--- Start of Data section ---
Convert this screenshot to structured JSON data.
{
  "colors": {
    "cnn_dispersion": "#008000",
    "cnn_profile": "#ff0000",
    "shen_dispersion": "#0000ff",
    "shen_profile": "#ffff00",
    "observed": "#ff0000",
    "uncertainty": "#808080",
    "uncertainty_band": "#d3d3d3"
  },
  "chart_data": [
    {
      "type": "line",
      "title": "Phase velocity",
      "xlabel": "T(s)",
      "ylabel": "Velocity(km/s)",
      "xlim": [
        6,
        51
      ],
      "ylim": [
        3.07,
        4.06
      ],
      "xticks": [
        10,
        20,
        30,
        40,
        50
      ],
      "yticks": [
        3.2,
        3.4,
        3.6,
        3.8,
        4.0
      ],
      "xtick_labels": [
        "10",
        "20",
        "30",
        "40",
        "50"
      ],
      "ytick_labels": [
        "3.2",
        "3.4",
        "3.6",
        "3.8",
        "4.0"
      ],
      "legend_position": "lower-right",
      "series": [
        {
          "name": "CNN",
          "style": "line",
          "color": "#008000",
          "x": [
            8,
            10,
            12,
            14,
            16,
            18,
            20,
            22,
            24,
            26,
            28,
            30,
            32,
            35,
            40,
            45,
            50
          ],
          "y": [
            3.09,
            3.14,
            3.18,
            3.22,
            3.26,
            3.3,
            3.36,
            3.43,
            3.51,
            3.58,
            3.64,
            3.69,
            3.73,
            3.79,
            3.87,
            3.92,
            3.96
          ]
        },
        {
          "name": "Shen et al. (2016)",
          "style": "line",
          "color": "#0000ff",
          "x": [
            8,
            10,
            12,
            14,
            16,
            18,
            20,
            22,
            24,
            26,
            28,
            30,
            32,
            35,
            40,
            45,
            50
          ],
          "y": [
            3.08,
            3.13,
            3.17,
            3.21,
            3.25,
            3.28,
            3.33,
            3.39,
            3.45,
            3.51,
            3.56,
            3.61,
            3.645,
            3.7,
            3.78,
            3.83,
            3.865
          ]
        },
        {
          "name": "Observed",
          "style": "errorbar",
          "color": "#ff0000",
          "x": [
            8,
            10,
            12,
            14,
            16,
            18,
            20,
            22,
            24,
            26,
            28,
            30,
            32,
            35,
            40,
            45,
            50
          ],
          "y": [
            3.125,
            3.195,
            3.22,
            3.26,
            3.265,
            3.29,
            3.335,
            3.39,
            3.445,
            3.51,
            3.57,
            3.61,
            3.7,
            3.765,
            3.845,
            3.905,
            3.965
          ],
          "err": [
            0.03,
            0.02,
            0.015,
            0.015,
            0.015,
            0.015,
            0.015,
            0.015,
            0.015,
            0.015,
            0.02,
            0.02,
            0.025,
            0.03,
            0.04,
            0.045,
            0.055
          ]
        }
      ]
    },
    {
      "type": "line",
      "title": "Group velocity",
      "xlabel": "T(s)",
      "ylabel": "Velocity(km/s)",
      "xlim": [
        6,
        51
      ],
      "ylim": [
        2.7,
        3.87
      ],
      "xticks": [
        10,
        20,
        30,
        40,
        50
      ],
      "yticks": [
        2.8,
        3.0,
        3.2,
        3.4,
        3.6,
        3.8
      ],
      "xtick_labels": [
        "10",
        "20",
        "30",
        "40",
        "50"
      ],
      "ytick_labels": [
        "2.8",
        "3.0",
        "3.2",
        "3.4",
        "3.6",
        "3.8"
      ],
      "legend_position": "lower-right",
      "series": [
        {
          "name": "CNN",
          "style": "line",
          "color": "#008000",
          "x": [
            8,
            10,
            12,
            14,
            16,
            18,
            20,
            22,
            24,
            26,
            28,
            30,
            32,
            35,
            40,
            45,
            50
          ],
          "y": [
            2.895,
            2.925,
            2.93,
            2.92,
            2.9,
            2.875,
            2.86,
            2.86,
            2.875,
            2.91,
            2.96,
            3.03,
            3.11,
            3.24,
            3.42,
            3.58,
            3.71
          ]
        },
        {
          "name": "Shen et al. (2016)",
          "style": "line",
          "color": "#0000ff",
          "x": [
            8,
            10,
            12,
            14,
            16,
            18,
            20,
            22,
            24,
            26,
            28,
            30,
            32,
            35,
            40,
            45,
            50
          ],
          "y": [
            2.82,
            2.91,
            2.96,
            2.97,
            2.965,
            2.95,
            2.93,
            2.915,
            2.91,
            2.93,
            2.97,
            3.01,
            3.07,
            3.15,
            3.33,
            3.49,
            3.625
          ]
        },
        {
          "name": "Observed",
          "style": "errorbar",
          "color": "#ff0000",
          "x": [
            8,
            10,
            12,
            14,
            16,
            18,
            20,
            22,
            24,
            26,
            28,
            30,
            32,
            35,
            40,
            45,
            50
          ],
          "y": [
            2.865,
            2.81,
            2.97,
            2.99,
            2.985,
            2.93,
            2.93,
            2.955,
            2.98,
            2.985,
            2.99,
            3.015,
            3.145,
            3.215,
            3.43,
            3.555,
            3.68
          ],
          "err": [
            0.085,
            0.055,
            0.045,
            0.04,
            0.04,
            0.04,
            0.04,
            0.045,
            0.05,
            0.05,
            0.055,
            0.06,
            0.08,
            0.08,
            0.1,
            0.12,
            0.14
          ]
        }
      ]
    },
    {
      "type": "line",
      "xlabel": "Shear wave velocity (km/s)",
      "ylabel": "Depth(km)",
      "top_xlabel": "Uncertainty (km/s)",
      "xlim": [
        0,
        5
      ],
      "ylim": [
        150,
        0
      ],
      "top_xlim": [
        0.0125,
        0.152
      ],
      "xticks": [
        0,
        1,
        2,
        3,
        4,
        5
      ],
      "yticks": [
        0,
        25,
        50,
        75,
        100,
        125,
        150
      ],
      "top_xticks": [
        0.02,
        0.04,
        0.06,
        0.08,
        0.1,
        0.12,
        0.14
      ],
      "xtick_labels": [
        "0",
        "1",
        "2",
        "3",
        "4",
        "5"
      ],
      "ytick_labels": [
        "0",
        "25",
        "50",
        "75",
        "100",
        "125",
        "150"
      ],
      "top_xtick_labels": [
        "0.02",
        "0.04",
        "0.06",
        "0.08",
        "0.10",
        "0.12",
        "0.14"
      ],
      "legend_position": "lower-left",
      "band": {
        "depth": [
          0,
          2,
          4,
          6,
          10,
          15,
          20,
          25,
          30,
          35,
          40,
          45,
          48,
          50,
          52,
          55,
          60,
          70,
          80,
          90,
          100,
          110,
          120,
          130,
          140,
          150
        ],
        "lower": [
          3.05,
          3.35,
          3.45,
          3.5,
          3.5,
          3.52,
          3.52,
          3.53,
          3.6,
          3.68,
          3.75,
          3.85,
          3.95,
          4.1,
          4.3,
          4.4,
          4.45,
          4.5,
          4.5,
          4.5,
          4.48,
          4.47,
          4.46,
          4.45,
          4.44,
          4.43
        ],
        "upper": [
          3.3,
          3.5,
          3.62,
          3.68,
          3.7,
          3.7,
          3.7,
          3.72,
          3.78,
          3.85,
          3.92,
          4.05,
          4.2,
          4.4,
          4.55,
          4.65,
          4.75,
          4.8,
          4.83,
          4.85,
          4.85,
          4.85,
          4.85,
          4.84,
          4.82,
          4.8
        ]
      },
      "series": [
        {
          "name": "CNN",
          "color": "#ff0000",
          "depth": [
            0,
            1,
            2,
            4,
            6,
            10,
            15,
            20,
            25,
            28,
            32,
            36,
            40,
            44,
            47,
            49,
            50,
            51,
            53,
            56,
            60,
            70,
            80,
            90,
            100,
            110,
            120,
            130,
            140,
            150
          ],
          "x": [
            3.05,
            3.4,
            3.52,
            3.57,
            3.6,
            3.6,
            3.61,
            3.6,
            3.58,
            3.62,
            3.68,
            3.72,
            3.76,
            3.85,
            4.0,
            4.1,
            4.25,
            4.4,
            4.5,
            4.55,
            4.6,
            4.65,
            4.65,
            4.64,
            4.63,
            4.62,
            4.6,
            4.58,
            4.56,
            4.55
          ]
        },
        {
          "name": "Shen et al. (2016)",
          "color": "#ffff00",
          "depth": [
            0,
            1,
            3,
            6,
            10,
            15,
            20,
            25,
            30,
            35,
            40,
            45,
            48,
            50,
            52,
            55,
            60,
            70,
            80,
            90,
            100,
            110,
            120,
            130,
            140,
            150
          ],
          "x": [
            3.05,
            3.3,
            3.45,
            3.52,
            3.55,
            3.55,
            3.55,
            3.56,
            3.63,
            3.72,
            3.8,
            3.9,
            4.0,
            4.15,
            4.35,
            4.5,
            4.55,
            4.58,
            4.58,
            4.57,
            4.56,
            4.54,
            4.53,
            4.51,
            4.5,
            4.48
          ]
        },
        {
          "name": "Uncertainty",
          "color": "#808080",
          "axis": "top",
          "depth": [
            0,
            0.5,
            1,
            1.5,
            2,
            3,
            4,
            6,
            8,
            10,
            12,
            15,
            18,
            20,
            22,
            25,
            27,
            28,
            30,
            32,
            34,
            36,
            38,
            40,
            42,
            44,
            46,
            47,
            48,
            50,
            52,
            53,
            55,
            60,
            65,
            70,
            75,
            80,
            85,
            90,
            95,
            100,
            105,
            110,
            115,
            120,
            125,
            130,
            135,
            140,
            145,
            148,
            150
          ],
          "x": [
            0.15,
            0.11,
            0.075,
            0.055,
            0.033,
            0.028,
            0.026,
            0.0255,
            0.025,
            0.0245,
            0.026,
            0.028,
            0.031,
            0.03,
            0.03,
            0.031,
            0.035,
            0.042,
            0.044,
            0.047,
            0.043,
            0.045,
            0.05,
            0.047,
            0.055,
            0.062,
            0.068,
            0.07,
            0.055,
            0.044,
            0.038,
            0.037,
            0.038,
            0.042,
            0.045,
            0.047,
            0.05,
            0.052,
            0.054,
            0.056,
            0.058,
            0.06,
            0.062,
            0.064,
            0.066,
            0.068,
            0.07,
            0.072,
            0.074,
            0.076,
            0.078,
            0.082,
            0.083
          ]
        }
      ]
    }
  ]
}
--- End of Data section ---
Problem details: Filter lines by "lower" and return each hit.

Output for this task:
      "legend_position": "lower-right",
      "legend_position": "lower-right",
      "legend_position": "lower-left",
        "lower": [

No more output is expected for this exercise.